CHALLENGE:
Return all lines in the material below that contain "South".
____
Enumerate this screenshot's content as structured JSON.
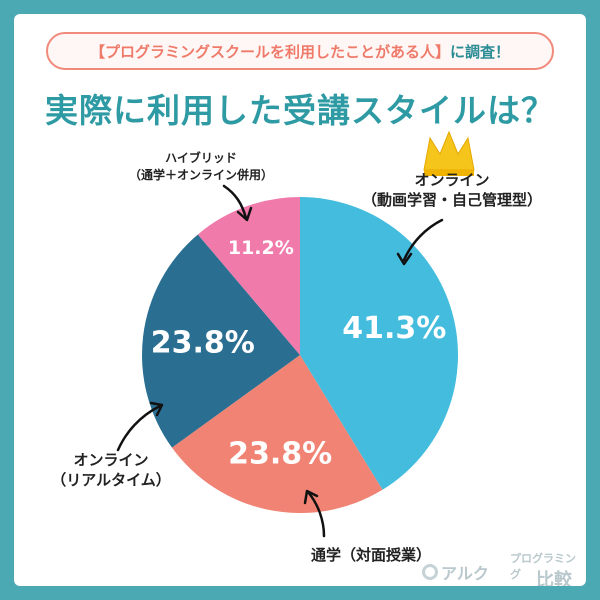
{
  "banner": {
    "highlight": "【プログラミングスクールを利用したことがある人】",
    "suffix": "に調査！"
  },
  "headline": "実際に利用した受講スタイルは？",
  "labels": {
    "hybrid_line1": "ハイブリッド",
    "hybrid_line2": "（通学＋オンライン併用）",
    "async_line1": "オンライン",
    "async_line2": "（動画学習・自己管理型）",
    "live_line1": "オンライン",
    "live_line2": "（リアルタイム）",
    "offline": "通学（対面授業）"
  },
  "branding": {
    "alc": "アルク",
    "sub": "プログラミング",
    "main": "比較"
  },
  "colors": {
    "background": "#4aa9b3",
    "accent": "#ef7a6a",
    "teal": "#2e9aa3"
  },
  "chart_data": {
    "type": "pie",
    "slices": [
      {
        "label": "オンライン（動画学習・自己管理型）",
        "value": 41.3,
        "display": "41.3%",
        "color": "#43bcde"
      },
      {
        "label": "通学（対面授業）",
        "value": 23.8,
        "display": "23.8%",
        "color": "#f08374"
      },
      {
        "label": "オンライン（リアルタイム）",
        "value": 23.8,
        "display": "23.8%",
        "color": "#2a6f91"
      },
      {
        "label": "ハイブリッド（通学＋オンライン併用）",
        "value": 11.2,
        "display": "11.2%",
        "color": "#f07bab"
      }
    ],
    "start_angle_deg": 0,
    "direction": "clockwise"
  }
}
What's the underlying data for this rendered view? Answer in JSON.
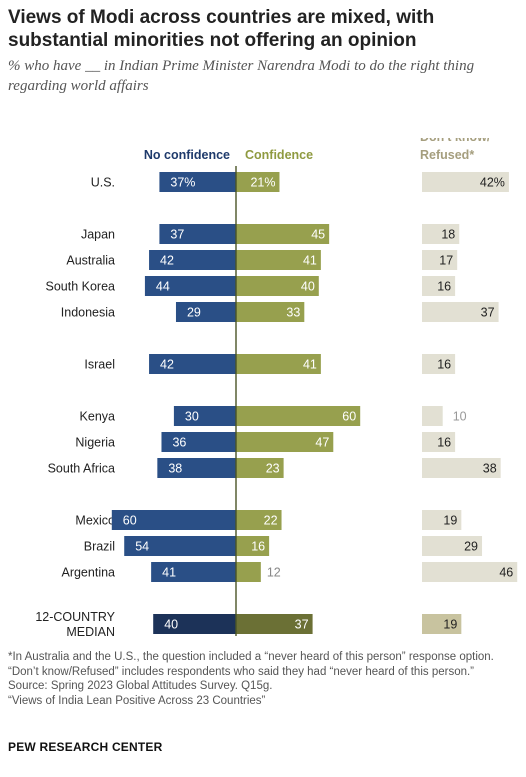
{
  "header": {
    "title": "Views of Modi across countries are mixed, with substantial minorities not offering an opinion",
    "subtitle": "% who have __ in Indian Prime Minister Narendra Modi to do the right thing regarding world affairs"
  },
  "chart_data": {
    "type": "bar",
    "orientation": "diverging-horizontal",
    "series_headers": {
      "no_confidence": "No confidence",
      "confidence": "Confidence",
      "dk_line1": "Don't know/",
      "dk_line2": "Refused*"
    },
    "categories": [
      "U.S.",
      "Japan",
      "Australia",
      "South Korea",
      "Indonesia",
      "Israel",
      "Kenya",
      "Nigeria",
      "South Africa",
      "Mexico",
      "Brazil",
      "Argentina",
      "12-COUNTRY MEDIAN"
    ],
    "category_lines": [
      [
        "U.S."
      ],
      [
        "Japan"
      ],
      [
        "Australia"
      ],
      [
        "South Korea"
      ],
      [
        "Indonesia"
      ],
      [
        "Israel"
      ],
      [
        "Kenya"
      ],
      [
        "Nigeria"
      ],
      [
        "South Africa"
      ],
      [
        "Mexico"
      ],
      [
        "Brazil"
      ],
      [
        "Argentina"
      ],
      [
        "12-COUNTRY",
        "MEDIAN"
      ]
    ],
    "groups": [
      0,
      1,
      1,
      1,
      1,
      2,
      3,
      3,
      3,
      4,
      4,
      4,
      5
    ],
    "series": [
      {
        "name": "No confidence",
        "values": [
          37,
          37,
          42,
          44,
          29,
          42,
          30,
          36,
          38,
          60,
          54,
          41,
          40
        ]
      },
      {
        "name": "Confidence",
        "values": [
          21,
          45,
          41,
          40,
          33,
          41,
          60,
          47,
          23,
          22,
          16,
          12,
          37
        ]
      },
      {
        "name": "Don't know/Refused*",
        "values": [
          42,
          18,
          17,
          16,
          37,
          16,
          10,
          16,
          38,
          19,
          29,
          46,
          19
        ]
      }
    ],
    "value_labels": {
      "no_confidence": [
        "37%",
        "37",
        "42",
        "44",
        "29",
        "42",
        "30",
        "36",
        "38",
        "60",
        "54",
        "41",
        "40"
      ],
      "confidence": [
        "21%",
        "45",
        "41",
        "40",
        "33",
        "41",
        "60",
        "47",
        "23",
        "22",
        "16",
        "12",
        "37"
      ],
      "dont_know": [
        "42%",
        "18",
        "17",
        "16",
        "37",
        "16",
        "10",
        "16",
        "38",
        "19",
        "29",
        "46",
        "19"
      ]
    },
    "colors": {
      "no_confidence": "#2a4f86",
      "confidence": "#97a04e",
      "dont_know": "#e2e0d3",
      "median_no_confidence": "#1c3258",
      "median_confidence": "#6b7035",
      "median_dont_know": "#c8c39f",
      "no_confidence_header": "#1e3a6b",
      "confidence_header": "#8f9a40",
      "dont_know_header": "#a59e7e"
    }
  },
  "footnotes": {
    "note": "*In Australia and the U.S., the question included a “never heard of this person” response option. “Don’t know/Refused” includes respondents who said they had “never heard of this person.”",
    "source": "Source: Spring 2023 Global Attitudes Survey. Q15g.",
    "report": "“Views of India Lean Positive Across 23 Countries”"
  },
  "brand": "PEW RESEARCH CENTER"
}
____
ANSWER FOR THIS EXERCISE:
      "South Korea",
      "South Africa",
        "South Korea"
        "South Africa"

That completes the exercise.